Brief
Among the lines below, list those containing the string "правилах".

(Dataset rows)
- - - -
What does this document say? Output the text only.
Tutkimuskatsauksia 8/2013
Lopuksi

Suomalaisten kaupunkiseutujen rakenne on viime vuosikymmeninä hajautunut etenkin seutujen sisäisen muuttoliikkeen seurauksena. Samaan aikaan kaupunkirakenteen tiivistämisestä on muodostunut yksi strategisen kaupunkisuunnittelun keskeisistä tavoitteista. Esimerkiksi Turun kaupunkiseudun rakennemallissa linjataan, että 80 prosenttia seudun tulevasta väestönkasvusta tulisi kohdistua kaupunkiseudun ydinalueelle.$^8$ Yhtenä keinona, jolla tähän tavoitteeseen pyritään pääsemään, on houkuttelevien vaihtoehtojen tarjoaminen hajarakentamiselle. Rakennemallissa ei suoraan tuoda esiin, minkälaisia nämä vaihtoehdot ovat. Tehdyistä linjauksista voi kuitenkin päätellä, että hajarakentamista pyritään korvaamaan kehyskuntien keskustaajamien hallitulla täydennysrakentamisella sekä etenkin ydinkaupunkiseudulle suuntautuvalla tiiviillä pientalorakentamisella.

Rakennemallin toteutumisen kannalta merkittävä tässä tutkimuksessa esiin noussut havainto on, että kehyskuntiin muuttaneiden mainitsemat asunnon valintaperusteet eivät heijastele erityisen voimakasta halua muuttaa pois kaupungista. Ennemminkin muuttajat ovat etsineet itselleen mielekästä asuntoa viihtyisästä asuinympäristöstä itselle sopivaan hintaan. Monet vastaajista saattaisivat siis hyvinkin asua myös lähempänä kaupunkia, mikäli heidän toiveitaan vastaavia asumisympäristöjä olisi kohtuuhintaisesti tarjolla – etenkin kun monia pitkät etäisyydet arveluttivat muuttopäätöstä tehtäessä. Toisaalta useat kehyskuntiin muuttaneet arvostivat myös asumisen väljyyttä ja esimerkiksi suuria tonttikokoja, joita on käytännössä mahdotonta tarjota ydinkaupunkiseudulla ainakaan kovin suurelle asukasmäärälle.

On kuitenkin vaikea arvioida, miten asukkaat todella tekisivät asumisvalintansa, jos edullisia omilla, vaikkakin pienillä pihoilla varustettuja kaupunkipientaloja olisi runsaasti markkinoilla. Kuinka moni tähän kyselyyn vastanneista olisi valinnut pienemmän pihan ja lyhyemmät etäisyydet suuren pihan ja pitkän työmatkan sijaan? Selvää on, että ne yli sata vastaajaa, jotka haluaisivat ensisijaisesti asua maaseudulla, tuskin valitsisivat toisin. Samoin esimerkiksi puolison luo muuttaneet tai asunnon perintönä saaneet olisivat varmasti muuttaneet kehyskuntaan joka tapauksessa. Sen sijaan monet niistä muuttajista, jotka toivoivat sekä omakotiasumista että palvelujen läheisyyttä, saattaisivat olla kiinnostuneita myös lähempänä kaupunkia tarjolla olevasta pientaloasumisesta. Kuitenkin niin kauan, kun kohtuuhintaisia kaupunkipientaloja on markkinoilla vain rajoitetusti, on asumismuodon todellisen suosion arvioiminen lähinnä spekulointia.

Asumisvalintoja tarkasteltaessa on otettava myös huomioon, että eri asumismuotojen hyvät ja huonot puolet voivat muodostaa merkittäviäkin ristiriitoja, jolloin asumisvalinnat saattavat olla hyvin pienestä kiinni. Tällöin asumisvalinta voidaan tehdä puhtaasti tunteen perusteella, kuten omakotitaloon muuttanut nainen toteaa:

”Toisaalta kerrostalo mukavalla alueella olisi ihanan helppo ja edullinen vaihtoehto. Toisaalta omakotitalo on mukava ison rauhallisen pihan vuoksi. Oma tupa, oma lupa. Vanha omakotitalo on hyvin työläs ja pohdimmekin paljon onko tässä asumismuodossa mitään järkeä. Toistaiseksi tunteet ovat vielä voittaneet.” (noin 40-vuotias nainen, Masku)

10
- - - -
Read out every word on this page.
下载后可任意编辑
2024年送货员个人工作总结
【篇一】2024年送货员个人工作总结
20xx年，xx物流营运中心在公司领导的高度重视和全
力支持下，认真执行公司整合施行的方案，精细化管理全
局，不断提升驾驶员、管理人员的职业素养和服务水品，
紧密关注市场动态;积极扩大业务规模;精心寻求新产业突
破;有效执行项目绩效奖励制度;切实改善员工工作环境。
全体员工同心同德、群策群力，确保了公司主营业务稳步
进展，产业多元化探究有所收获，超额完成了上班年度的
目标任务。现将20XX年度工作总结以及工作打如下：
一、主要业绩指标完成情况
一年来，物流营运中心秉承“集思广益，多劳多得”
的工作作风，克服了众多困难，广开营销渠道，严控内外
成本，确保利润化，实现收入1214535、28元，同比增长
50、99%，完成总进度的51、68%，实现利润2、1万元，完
- - - -
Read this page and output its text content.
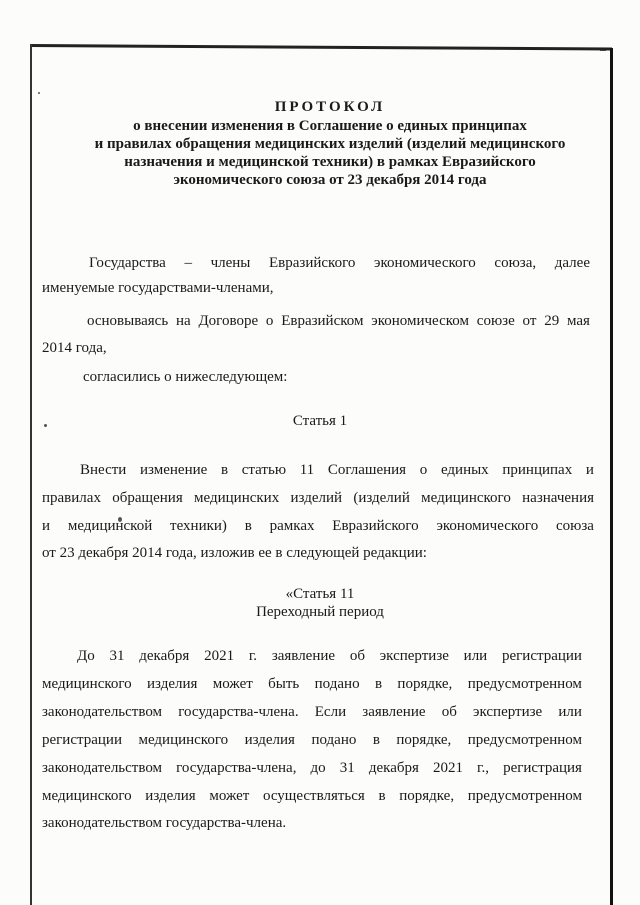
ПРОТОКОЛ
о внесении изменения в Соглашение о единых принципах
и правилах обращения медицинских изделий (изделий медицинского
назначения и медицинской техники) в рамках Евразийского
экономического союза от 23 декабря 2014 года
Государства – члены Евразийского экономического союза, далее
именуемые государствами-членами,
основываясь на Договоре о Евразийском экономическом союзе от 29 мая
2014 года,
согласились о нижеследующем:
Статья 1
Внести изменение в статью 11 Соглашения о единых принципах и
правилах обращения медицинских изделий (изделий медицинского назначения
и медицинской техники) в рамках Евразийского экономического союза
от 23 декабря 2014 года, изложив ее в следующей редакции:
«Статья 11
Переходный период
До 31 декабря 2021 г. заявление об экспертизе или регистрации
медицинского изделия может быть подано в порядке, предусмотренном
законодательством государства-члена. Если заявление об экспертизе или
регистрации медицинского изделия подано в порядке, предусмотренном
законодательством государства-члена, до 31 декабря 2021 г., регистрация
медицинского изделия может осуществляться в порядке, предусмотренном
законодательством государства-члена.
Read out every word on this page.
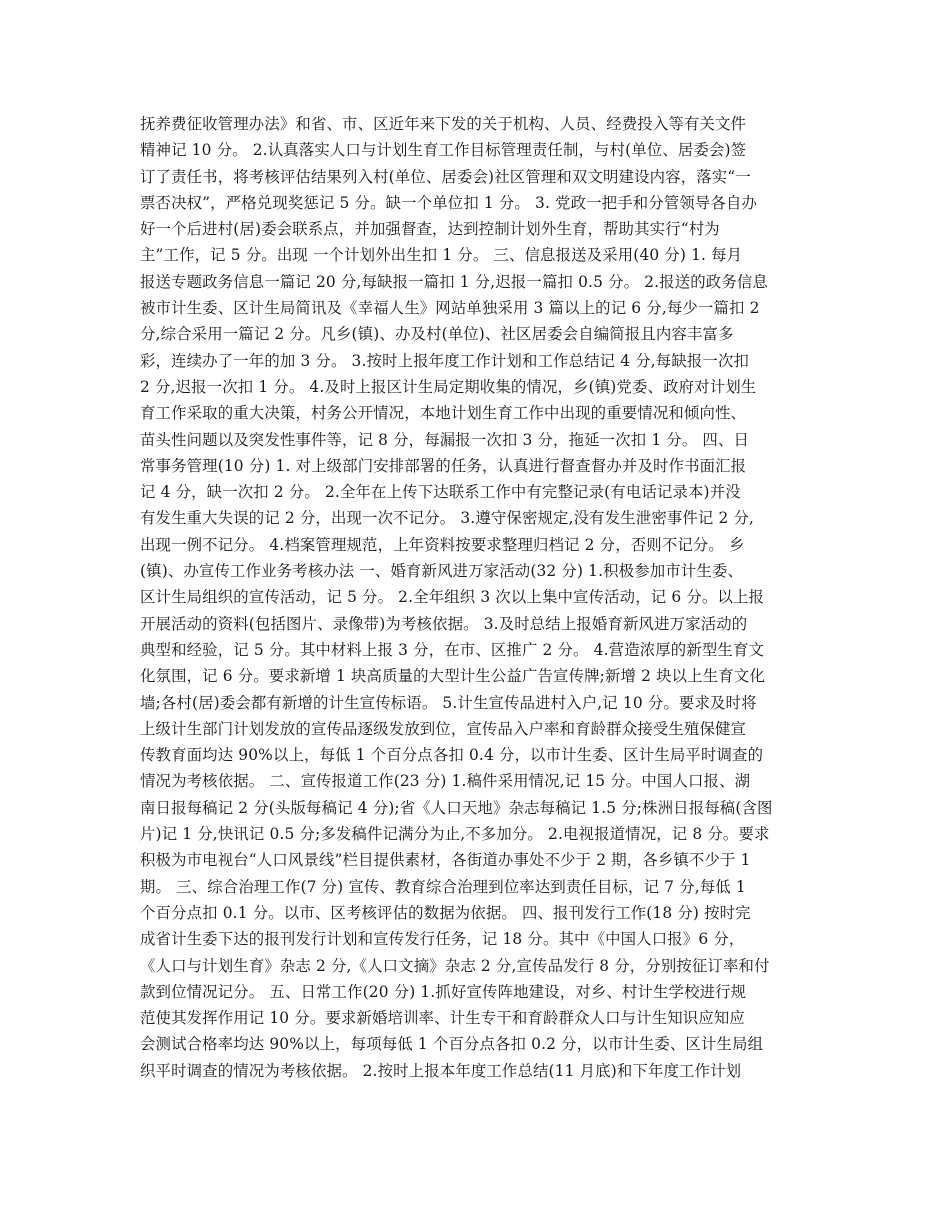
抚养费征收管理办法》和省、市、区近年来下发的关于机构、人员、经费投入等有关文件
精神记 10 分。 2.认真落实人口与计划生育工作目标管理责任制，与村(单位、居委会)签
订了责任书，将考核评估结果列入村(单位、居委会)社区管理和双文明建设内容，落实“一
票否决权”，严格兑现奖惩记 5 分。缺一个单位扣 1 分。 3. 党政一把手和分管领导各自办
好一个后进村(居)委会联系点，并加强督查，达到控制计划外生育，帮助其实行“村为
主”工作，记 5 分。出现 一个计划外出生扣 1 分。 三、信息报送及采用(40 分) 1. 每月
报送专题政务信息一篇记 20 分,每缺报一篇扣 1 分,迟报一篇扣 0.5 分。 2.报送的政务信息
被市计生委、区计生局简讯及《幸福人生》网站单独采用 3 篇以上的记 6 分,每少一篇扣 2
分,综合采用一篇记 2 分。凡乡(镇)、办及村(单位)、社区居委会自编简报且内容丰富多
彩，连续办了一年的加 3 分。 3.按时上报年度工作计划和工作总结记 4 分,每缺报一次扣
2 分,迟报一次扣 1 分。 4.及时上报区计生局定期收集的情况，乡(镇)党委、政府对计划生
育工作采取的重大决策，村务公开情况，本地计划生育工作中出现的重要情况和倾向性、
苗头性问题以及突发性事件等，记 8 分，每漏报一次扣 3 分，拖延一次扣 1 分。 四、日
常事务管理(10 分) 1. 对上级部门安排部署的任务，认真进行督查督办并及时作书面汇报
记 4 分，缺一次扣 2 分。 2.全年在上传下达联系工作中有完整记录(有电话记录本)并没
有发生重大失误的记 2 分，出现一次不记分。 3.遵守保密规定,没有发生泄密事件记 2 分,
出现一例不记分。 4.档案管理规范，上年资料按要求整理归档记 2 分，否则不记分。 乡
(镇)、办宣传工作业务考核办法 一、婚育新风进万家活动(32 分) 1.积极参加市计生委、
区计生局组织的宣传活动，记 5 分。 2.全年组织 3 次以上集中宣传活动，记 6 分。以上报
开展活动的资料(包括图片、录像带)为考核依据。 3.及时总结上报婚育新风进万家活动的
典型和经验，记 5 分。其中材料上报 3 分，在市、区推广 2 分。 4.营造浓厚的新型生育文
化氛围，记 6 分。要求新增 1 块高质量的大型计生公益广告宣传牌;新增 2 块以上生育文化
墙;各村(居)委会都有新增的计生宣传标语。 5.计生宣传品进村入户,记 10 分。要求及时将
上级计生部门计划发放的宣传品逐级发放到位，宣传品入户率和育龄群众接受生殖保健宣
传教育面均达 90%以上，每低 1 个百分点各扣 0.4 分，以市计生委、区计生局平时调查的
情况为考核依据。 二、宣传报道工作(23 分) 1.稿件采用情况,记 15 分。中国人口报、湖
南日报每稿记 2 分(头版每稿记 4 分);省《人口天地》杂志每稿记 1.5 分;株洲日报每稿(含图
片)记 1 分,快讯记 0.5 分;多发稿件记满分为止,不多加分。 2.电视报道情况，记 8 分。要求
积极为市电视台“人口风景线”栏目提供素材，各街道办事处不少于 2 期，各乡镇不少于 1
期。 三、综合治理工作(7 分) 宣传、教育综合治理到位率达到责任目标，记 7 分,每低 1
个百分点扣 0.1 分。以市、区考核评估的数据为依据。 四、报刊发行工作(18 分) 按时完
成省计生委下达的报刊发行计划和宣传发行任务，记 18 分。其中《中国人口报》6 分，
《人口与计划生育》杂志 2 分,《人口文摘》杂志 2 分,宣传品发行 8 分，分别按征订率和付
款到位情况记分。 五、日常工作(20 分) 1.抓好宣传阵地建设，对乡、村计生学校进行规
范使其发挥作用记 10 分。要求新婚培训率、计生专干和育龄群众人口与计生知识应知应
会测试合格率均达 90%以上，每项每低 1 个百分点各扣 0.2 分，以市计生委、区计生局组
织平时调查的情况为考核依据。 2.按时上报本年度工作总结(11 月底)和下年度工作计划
- - - -
Solution for this exercise
и правилах обращения медицинских изделий (изделий медицинского
правилах обращения медицинских изделий (изделий медицинского назначения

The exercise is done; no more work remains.